>> begin Record list

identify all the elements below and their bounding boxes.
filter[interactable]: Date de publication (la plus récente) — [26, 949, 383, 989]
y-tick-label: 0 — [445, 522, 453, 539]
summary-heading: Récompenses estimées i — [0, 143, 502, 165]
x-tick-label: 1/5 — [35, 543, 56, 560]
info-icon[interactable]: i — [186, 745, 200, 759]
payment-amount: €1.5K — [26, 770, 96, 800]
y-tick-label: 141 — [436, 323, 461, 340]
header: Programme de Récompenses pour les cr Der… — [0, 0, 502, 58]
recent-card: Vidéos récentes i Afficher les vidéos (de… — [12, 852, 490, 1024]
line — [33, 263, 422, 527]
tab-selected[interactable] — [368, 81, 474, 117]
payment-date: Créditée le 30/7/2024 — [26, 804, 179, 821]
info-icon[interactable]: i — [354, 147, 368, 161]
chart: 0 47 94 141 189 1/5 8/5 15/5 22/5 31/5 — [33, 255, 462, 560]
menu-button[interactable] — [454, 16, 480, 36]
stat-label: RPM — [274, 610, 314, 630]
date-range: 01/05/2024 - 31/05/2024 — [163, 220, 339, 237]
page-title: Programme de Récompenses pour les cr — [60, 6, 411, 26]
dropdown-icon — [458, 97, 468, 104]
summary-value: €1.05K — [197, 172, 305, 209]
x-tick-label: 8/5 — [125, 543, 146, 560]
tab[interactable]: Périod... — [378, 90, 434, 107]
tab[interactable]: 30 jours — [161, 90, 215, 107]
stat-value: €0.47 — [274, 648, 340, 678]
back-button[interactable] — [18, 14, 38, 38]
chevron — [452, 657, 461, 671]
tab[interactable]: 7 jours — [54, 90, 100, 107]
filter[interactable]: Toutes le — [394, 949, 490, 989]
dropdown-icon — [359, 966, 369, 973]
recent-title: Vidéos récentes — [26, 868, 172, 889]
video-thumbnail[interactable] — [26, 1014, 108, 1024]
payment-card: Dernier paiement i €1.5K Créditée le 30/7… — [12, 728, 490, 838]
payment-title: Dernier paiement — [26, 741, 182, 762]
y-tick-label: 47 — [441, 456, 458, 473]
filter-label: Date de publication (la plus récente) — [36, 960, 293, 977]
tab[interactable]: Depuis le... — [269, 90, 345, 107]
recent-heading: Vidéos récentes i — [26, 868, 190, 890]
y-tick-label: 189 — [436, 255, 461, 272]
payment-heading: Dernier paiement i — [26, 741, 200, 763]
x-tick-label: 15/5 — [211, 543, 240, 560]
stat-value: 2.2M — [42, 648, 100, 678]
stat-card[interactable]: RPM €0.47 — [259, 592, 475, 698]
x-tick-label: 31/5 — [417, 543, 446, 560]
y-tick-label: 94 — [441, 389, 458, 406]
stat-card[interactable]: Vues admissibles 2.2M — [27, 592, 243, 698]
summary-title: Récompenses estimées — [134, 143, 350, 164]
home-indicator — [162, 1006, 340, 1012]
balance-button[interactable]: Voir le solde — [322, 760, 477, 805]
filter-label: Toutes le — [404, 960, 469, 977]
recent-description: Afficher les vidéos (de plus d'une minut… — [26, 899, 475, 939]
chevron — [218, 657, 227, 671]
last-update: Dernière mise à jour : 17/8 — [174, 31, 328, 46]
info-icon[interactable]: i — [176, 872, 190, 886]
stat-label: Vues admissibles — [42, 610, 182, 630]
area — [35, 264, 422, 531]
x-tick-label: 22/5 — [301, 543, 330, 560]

>> end Record list

● Task directions
Please format the lines above as a JSON list of strings with one string per line, leaving out any blank lines.

● Solution for this exercise
[
  "identify all the elements below and their bounding boxes.",
  "filter[interactable]: Date de publication (la plus récente) — [26, 949, 383, 989]",
  "y-tick-label: 0 — [445, 522, 453, 539]",
  "summary-heading: Récompenses estimées i — [0, 143, 502, 165]",
  "x-tick-label: 1/5 — [35, 543, 56, 560]",
  "info-icon[interactable]: i — [186, 745, 200, 759]",
  "payment-amount: €1.5K — [26, 770, 96, 800]",
  "y-tick-label: 141 — [436, 323, 461, 340]",
  "header: Programme de Récompenses pour les cr Der… — [0, 0, 502, 58]",
  "recent-card: Vidéos récentes i Afficher les vidéos (de… — [12, 852, 490, 1024]",
  "line — [33, 263, 422, 527]",
  "tab-selected[interactable] — [368, 81, 474, 117]",
  "payment-date: Créditée le 30/7/2024 — [26, 804, 179, 821]",
  "info-icon[interactable]: i — [354, 147, 368, 161]",
  "chart: 0 47 94 141 189 1/5 8/5 15/5 22/5 31/5 — [33, 255, 462, 560]",
  "menu-button[interactable] — [454, 16, 480, 36]",
  "stat-label: RPM — [274, 610, 314, 630]",
  "date-range: 01/05/2024 - 31/05/2024 — [163, 220, 339, 237]",
  "page-title: Programme de Récompenses pour les cr — [60, 6, 411, 26]",
  "dropdown-icon — [458, 97, 468, 104]",
  "summary-value: €1.05K — [197, 172, 305, 209]",
  "x-tick-label: 8/5 — [125, 543, 146, 560]",
  "tab[interactable]: Périod... — [378, 90, 434, 107]",
  "tab[interactable]: 30 jours — [161, 90, 215, 107]",
  "stat-value: €0.47 — [274, 648, 340, 678]",
  "back-button[interactable] — [18, 14, 38, 38]",
  "chevron — [452, 657, 461, 671]",
  "tab[interactable]: 7 jours — [54, 90, 100, 107]",
  "filter[interactable]: Toutes le — [394, 949, 490, 989]",
  "dropdown-icon — [359, 966, 369, 973]",
  "recent-title: Vidéos récentes — [26, 868, 172, 889]",
  "video-thumbnail[interactable] — [26, 1014, 108, 1024]",
  "payment-card: Dernier paiement i €1.5K Créditée le 30/7… — [12, 728, 490, 838]",
  "payment-title: Dernier paiement — [26, 741, 182, 762]",
  "y-tick-label: 47 — [441, 456, 458, 473]",
  "filter-label: Date de publication (la plus récente) — [36, 960, 293, 977]",
  "tab[interactable]: Depuis le... — [269, 90, 345, 107]",
  "recent-heading: Vidéos récentes i — [26, 868, 190, 890]",
  "y-tick-label: 189 — [436, 255, 461, 272]",
  "payment-heading: Dernier paiement i — [26, 741, 200, 763]",
  "x-tick-label: 15/5 — [211, 543, 240, 560]",
  "stat-value: 2.2M — [42, 648, 100, 678]",
  "stat-card[interactable]: RPM €0.47 — [259, 592, 475, 698]",
  "x-tick-label: 31/5 — [417, 543, 446, 560]",
  "y-tick-label: 94 — [441, 389, 458, 406]",
  "stat-card[interactable]: Vues admissibles 2.2M — [27, 592, 243, 698]",
  "summary-title: Récompenses estimées — [134, 143, 350, 164]",
  "home-indicator — [162, 1006, 340, 1012]",
  "balance-button[interactable]: Voir le solde — [322, 760, 477, 805]",
  "filter-label: Toutes le — [404, 960, 469, 977]",
  "recent-description: Afficher les vidéos (de plus d'une minut… — [26, 899, 475, 939]",
  "chevron — [218, 657, 227, 671]",
  "last-update: Dernière mise à jour : 17/8 — [174, 31, 328, 46]",
  "info-icon[interactable]: i — [176, 872, 190, 886]",
  "stat-label: Vues admissibles — [42, 610, 182, 630]",
  "area — [35, 264, 422, 531]",
  "x-tick-label: 22/5 — [301, 543, 330, 560]"
]